* _Task objective_
Collect all lines containing the word "youth" from the data.

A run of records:
----------------

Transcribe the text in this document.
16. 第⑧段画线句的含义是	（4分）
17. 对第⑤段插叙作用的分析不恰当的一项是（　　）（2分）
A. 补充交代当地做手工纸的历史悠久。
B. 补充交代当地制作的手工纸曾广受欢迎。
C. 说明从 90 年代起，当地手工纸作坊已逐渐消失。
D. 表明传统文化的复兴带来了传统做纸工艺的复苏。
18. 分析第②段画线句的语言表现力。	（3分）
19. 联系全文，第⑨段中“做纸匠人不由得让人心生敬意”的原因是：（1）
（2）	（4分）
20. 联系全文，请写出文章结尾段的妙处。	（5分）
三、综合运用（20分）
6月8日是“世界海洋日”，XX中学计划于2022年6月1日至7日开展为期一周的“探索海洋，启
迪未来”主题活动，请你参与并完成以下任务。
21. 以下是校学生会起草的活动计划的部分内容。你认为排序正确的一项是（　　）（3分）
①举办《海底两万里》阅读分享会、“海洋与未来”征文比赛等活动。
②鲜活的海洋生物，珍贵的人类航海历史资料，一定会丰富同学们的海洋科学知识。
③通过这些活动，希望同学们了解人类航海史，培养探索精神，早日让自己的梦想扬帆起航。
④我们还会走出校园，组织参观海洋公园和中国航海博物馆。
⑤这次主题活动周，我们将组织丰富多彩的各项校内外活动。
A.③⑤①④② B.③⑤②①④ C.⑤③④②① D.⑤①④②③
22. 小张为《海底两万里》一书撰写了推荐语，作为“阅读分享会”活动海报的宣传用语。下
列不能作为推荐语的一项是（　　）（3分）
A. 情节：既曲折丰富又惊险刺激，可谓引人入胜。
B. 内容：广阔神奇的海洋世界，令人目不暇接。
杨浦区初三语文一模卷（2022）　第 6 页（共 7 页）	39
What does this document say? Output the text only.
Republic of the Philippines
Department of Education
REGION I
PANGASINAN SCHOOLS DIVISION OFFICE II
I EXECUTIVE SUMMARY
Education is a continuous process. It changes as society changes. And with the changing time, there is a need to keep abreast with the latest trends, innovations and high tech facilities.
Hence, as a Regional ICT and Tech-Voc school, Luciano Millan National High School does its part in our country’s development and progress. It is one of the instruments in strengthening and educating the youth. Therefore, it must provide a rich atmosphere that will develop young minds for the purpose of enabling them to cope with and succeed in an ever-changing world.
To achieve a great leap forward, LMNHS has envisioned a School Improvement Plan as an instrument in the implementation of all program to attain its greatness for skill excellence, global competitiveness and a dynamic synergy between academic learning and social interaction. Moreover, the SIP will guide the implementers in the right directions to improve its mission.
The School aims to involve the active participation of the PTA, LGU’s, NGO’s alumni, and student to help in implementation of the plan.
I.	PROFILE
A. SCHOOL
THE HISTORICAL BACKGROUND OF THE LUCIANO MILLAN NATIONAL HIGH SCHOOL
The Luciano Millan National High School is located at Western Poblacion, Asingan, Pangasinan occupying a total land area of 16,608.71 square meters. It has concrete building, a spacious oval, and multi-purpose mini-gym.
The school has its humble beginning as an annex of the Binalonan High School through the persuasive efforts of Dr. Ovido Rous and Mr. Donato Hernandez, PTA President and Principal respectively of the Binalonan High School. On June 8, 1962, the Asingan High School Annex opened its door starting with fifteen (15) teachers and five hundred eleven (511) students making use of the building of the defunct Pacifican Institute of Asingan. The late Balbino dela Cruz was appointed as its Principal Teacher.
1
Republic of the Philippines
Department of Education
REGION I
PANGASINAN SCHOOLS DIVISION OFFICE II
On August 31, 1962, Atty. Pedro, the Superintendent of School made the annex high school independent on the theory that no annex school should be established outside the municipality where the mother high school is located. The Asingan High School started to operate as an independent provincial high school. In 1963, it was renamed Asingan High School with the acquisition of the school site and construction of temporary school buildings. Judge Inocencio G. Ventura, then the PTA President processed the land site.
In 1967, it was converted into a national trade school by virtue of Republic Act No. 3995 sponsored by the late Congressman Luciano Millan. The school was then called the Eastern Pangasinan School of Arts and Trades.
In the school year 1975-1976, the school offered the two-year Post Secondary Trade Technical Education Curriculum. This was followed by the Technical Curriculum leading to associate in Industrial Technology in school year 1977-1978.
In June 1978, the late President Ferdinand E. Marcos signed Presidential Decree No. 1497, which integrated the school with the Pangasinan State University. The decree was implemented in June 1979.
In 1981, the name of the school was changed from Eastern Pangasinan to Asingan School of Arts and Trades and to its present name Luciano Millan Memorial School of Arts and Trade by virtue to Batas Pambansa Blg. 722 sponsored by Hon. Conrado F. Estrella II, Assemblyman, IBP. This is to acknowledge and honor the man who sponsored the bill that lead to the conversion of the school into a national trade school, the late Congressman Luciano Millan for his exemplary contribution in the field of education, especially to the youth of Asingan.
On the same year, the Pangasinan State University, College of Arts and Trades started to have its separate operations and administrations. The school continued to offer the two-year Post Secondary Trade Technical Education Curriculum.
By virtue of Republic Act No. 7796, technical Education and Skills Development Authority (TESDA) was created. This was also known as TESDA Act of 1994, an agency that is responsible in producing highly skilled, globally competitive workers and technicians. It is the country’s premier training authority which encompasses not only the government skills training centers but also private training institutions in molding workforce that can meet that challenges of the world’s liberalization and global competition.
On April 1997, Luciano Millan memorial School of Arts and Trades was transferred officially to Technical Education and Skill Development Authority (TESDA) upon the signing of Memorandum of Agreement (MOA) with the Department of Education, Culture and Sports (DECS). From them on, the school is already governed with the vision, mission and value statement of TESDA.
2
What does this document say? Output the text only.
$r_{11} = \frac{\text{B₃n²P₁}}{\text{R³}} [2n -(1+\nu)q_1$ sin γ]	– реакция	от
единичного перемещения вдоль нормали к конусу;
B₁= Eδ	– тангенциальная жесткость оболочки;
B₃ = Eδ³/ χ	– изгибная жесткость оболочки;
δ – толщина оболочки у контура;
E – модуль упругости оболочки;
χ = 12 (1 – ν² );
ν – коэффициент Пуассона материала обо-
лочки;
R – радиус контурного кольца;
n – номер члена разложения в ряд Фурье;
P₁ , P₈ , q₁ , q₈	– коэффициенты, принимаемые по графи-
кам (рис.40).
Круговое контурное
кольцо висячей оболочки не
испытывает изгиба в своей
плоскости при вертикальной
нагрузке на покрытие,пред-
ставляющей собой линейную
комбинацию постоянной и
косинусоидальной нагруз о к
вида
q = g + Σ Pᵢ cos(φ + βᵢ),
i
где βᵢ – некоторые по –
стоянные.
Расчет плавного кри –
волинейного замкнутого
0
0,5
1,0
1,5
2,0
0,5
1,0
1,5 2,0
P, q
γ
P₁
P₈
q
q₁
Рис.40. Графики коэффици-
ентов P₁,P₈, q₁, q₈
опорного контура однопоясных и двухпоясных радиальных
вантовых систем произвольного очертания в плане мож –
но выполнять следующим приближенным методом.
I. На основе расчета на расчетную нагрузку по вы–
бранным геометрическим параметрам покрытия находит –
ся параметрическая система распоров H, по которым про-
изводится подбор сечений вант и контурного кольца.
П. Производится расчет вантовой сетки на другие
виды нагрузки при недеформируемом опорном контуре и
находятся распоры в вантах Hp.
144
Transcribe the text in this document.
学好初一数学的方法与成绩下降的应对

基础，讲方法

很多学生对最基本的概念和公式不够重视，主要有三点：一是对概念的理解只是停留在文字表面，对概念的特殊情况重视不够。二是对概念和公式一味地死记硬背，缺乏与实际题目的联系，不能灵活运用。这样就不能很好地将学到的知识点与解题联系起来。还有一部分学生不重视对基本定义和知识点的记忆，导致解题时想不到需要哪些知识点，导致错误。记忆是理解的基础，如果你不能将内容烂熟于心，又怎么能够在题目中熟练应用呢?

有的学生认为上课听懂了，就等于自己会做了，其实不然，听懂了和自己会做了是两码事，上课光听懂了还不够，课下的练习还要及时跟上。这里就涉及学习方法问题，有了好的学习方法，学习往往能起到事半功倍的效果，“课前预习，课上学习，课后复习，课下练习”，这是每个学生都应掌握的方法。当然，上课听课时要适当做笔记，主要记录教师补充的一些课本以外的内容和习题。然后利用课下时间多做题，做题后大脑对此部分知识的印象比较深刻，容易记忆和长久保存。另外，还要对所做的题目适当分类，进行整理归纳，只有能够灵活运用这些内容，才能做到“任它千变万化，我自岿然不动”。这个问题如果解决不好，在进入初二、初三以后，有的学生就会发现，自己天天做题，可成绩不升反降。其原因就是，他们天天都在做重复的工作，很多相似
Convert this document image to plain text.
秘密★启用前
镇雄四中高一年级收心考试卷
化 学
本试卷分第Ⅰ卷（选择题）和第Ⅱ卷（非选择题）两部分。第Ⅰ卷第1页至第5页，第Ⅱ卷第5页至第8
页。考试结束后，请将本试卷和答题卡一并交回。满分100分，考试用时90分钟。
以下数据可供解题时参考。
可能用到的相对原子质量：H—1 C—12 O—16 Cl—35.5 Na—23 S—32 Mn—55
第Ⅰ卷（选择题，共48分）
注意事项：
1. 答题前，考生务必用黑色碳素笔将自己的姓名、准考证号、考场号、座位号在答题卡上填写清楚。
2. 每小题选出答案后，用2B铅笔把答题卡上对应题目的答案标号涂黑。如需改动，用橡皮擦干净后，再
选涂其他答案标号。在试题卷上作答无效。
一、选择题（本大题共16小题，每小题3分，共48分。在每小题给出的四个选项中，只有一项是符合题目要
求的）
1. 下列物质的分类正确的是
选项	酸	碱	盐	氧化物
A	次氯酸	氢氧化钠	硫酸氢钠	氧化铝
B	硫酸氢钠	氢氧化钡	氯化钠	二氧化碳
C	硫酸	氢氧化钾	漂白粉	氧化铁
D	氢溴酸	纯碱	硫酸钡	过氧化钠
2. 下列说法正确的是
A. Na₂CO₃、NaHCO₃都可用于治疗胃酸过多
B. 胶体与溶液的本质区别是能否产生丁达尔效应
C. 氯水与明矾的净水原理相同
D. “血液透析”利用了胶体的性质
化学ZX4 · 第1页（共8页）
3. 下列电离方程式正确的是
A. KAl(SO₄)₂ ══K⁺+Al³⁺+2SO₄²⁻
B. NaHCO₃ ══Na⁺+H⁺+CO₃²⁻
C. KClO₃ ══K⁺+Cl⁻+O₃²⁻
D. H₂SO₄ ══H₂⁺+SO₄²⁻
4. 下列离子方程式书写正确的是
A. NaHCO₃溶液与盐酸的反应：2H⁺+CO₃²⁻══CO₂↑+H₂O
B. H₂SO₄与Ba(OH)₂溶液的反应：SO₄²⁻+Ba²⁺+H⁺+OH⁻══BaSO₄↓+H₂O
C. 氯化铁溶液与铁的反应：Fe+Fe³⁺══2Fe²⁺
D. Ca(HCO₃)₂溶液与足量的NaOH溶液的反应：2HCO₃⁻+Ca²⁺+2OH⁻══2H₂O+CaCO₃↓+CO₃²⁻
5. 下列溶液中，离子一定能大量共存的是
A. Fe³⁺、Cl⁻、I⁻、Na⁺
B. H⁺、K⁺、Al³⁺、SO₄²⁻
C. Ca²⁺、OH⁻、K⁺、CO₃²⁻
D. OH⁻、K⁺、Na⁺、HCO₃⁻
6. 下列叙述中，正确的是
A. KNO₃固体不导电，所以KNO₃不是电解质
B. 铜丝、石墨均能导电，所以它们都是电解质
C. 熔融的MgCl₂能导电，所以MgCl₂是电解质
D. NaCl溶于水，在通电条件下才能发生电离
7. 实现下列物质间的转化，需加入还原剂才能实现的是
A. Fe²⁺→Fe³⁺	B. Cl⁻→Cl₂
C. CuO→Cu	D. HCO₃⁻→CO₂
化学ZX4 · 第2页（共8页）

----------------

* _Correct response_
Hence, as a Regional ICT and Tech-Voc school, Luciano Millan National High School does its part in our country’s development and progress. It is one of the instruments in strengthening and educating the youth. Therefore, it must provide a rich atmosphere that will develop young minds for the purpose of enabling them to cope with and succeed in an ever-changing world.
In 1981, the name of the school was changed from Eastern Pangasinan to Asingan School of Arts and Trades and to its present name Luciano Millan Memorial School of Arts and Trade by virtue to Batas Pambansa Blg. 722 sponsored by Hon. Conrado F. Estrella II, Assemblyman, IBP. This is to acknowledge and honor the man who sponsored the bill that lead to the conversion of the school into a national trade school, the late Congressman Luciano Millan for his exemplary contribution in the field of education, especially to the youth of Asingan.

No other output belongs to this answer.